Task to complete: Take the entries below and print all of them exactly, please.

Entries shown:
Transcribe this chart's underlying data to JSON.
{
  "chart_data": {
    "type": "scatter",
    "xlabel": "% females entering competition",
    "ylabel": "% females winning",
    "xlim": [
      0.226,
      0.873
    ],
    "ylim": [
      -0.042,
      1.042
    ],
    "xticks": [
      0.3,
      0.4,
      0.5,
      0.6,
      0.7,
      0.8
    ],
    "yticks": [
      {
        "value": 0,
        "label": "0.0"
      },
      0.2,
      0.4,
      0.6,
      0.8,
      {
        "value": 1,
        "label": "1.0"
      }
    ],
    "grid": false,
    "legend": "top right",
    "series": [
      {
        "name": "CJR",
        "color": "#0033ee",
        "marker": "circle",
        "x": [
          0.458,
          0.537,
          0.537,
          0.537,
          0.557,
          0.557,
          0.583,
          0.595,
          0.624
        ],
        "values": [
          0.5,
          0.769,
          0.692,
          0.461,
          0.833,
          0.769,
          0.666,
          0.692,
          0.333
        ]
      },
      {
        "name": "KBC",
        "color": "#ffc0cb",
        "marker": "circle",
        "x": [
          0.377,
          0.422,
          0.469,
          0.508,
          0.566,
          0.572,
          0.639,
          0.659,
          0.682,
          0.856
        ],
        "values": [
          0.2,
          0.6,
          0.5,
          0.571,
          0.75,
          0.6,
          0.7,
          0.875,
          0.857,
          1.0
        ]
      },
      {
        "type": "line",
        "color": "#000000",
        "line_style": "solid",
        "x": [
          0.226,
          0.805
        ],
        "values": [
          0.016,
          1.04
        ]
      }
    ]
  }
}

Worked solution:
Transcribe this chart's underlying data to JSON.
{
  "chart_data": {
    "type": "scatter",
    "xlabel": "% females entering competition",
    "ylabel": "% females winning",
    "xlim": [
      0.226,
      0.873
    ],
    "ylim": [
      -0.042,
      1.042
    ],
    "xticks": [
      0.3,
      0.4,
      0.5,
      0.6,
      0.7,
      0.8
    ],
    "yticks": [
      {
        "value": 0,
        "label": "0.0"
      },
      0.2,
      0.4,
      0.6,
      0.8,
      {
        "value": 1,
        "label": "1.0"
      }
    ],
    "grid": false,
    "legend": "top right",
    "series": [
      {
        "name": "CJR",
        "color": "#0033ee",
        "marker": "circle",
        "x": [
          0.458,
          0.537,
          0.537,
          0.537,
          0.557,
          0.557,
          0.583,
          0.595,
          0.624
        ],
        "values": [
          0.5,
          0.769,
          0.692,
          0.461,
          0.833,
          0.769,
          0.666,
          0.692,
          0.333
        ]
      },
      {
        "name": "KBC",
        "color": "#ffc0cb",
        "marker": "circle",
        "x": [
          0.377,
          0.422,
          0.469,
          0.508,
          0.566,
          0.572,
          0.639,
          0.659,
          0.682,
          0.856
        ],
        "values": [
          0.2,
          0.6,
          0.5,
          0.571,
          0.75,
          0.6,
          0.7,
          0.875,
          0.857,
          1.0
        ]
      },
      {
        "type": "line",
        "color": "#000000",
        "line_style": "solid",
        "x": [
          0.226,
          0.805
        ],
        "values": [
          0.016,
          1.04
        ]
      }
    ]
  }
}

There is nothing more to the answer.